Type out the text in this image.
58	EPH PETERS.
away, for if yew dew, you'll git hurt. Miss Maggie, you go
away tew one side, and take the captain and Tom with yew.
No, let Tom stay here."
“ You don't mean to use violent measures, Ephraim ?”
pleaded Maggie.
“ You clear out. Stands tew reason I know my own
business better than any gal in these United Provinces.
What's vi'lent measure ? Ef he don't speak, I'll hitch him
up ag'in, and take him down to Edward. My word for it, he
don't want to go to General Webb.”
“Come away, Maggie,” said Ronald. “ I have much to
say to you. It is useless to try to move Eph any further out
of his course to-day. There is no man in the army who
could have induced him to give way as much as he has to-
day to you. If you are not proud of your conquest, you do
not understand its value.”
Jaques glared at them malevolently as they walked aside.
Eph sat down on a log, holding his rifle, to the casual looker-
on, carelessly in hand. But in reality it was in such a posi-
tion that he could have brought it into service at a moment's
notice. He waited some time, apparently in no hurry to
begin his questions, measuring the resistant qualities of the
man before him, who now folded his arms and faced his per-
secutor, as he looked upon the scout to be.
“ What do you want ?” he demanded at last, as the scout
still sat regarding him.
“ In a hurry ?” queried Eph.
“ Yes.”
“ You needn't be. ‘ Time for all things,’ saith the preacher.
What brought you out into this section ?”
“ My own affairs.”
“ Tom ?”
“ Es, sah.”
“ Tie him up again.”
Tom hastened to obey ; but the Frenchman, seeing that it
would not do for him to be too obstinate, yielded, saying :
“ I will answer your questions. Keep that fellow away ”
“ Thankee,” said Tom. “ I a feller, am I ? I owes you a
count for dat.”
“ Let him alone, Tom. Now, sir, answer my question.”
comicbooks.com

· · · · ·

▶ DIRECTIONS: Check each line of the records above for the word "take", then give the number of lines that have it, with no other words.

▶ WRITTEN RESPONSE: 2